● **WHAT IS NEEDED**
Copy each line exactly. Leave nothing out.

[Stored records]

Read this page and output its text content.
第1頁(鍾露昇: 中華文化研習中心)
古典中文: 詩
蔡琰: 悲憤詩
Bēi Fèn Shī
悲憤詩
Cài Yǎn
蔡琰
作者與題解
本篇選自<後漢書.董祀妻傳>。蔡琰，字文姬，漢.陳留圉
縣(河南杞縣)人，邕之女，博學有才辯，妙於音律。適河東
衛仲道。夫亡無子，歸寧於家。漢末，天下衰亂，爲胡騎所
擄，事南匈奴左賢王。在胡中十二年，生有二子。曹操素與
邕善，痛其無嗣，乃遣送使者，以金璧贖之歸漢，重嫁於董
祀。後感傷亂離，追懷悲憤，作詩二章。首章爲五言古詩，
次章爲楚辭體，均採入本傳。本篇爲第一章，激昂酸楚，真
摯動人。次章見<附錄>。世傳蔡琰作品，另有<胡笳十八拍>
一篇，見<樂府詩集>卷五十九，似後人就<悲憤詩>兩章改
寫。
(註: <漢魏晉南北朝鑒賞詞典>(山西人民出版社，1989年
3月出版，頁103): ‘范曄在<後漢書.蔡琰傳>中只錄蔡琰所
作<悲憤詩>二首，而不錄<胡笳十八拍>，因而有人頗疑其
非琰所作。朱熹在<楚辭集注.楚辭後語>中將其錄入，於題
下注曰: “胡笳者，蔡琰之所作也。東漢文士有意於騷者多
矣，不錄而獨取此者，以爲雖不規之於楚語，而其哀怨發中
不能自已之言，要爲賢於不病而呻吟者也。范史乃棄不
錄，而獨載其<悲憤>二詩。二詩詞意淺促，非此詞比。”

● **REPLY TO THE TASK**
Read this page and output its text content.
第1頁(鍾露昇: 中華文化研習中心)
古典中文: 詩
蔡琰: 悲憤詩
Bēi Fèn Shī
悲憤詩
Cài Yǎn
蔡琰
作者與題解
本篇選自<後漢書.董祀妻傳>。蔡琰，字文姬，漢.陳留圉
縣(河南杞縣)人，邕之女，博學有才辯，妙於音律。適河東
衛仲道。夫亡無子，歸寧於家。漢末，天下衰亂，爲胡騎所
擄，事南匈奴左賢王。在胡中十二年，生有二子。曹操素與
邕善，痛其無嗣，乃遣送使者，以金璧贖之歸漢，重嫁於董
祀。後感傷亂離，追懷悲憤，作詩二章。首章爲五言古詩，
次章爲楚辭體，均採入本傳。本篇爲第一章，激昂酸楚，真
摯動人。次章見<附錄>。世傳蔡琰作品，另有<胡笳十八拍>
一篇，見<樂府詩集>卷五十九，似後人就<悲憤詩>兩章改
寫。
(註: <漢魏晉南北朝鑒賞詞典>(山西人民出版社，1989年
3月出版，頁103): ‘范曄在<後漢書.蔡琰傳>中只錄蔡琰所
作<悲憤詩>二首，而不錄<胡笳十八拍>，因而有人頗疑其
非琰所作。朱熹在<楚辭集注.楚辭後語>中將其錄入，於題
下注曰: “胡笳者，蔡琰之所作也。東漢文士有意於騷者多
矣，不錄而獨取此者，以爲雖不規之於楚語，而其哀怨發中
不能自已之言，要爲賢於不病而呻吟者也。范史乃棄不
錄，而獨載其<悲憤>二詩。二詩詞意淺促，非此詞比。”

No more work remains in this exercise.